Start of RECORDS TO PROCESS

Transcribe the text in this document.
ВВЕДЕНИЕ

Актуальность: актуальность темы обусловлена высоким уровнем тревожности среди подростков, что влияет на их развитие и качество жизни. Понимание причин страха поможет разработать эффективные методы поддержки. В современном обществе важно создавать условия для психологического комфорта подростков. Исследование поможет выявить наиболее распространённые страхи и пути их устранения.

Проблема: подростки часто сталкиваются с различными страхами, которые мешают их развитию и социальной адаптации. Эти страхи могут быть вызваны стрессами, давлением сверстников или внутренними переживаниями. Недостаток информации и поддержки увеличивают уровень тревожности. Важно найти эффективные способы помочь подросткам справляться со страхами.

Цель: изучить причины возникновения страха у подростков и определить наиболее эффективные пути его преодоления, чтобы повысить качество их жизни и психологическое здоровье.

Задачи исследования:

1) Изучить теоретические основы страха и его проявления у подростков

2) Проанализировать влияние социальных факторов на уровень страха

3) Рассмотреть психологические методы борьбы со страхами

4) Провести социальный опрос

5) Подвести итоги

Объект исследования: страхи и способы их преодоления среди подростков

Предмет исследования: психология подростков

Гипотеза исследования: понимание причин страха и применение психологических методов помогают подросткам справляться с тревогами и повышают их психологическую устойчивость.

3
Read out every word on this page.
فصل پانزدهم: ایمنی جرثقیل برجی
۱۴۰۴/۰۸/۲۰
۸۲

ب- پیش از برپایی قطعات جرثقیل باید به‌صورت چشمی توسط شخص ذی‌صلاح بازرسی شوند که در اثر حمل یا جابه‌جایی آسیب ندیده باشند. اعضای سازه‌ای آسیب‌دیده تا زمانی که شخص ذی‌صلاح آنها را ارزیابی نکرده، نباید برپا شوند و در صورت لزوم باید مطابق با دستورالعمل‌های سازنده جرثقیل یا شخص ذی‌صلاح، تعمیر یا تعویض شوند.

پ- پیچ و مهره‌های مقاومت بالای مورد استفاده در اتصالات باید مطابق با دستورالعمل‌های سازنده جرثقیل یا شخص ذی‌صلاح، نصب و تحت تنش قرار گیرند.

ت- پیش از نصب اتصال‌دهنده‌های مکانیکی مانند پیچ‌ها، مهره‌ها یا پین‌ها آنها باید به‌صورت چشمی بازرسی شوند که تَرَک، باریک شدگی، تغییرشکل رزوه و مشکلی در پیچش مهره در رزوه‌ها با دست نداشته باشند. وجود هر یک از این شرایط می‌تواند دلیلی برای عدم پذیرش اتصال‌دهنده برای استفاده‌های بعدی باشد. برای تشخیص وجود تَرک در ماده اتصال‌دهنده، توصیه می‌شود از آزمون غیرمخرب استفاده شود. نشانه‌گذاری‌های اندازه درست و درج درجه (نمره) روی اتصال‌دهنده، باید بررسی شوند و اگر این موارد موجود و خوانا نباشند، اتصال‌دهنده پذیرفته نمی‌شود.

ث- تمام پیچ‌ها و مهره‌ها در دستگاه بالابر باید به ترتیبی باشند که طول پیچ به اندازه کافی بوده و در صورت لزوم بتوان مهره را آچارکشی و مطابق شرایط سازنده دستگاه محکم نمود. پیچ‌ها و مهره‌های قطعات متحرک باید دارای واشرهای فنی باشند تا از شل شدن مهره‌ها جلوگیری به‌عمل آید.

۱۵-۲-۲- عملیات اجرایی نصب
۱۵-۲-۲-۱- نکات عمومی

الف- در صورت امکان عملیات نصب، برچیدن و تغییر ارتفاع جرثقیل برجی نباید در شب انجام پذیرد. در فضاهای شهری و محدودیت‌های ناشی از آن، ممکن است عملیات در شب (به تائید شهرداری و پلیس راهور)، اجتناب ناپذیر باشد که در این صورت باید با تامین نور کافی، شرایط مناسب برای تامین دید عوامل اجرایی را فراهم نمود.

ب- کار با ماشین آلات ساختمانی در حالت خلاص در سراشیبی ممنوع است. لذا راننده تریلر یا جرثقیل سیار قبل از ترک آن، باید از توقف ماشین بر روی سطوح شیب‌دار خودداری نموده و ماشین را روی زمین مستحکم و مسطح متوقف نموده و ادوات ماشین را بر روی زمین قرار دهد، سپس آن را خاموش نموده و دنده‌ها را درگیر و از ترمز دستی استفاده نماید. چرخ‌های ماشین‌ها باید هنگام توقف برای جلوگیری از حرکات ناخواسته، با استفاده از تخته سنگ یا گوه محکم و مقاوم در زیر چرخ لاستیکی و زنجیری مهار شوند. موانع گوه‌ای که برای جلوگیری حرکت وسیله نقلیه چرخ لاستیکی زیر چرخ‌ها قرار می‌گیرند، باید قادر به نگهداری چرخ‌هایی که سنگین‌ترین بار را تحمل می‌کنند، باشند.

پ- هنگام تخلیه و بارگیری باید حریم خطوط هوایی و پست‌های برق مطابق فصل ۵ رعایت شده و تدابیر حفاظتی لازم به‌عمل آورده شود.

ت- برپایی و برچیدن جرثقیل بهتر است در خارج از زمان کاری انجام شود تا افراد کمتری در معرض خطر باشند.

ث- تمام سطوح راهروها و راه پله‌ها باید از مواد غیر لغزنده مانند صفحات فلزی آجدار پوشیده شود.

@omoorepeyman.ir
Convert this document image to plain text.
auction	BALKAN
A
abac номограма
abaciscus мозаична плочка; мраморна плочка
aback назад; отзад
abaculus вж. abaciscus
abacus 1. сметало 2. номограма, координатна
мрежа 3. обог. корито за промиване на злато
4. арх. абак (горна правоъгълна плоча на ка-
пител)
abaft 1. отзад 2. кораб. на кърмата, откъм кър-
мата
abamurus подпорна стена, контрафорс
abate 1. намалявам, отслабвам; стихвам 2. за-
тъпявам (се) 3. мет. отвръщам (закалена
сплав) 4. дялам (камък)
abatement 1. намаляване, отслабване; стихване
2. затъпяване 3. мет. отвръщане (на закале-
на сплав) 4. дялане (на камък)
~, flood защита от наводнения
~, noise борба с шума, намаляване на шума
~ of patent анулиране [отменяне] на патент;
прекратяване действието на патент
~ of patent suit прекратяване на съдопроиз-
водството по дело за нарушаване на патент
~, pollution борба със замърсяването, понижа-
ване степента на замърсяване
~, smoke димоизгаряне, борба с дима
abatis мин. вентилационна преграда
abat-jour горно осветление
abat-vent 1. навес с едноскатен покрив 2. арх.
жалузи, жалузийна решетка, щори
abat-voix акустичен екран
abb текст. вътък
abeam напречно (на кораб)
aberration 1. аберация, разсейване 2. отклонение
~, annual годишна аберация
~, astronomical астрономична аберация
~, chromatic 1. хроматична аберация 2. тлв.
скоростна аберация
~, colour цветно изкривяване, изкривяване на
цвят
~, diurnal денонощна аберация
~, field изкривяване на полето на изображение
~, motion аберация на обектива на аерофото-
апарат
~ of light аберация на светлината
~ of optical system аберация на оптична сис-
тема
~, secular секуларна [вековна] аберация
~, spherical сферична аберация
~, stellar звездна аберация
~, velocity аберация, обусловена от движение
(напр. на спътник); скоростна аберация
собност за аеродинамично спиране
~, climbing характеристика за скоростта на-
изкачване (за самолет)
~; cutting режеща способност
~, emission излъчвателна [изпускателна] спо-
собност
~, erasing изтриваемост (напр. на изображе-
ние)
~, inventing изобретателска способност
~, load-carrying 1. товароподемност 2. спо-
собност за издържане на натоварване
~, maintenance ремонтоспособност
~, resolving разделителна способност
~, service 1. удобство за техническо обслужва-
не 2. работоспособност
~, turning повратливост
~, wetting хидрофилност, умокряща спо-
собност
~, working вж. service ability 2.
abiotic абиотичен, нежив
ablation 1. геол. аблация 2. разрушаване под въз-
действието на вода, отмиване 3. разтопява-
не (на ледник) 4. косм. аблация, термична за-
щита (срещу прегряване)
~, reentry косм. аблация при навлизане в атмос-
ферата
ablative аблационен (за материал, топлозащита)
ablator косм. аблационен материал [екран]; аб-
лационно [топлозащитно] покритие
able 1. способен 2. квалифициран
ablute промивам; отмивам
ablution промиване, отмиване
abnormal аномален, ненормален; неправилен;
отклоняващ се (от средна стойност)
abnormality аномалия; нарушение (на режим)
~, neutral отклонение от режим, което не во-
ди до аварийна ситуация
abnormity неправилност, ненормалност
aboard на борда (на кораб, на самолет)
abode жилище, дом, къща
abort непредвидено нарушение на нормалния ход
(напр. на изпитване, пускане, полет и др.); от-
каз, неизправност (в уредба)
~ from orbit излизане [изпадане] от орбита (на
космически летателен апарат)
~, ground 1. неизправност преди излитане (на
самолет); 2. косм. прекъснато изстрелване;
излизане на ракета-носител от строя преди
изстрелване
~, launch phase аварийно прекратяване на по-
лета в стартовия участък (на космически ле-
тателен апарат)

End of RECORDS TO PROCESS

◆ **PROMPT**
Return each line that includes "материал".

◆ **RESULT OF THE TASK**
ablative аблационен (за материал, топлозащита)
ablator косм. аблационен материал [екран]; аб-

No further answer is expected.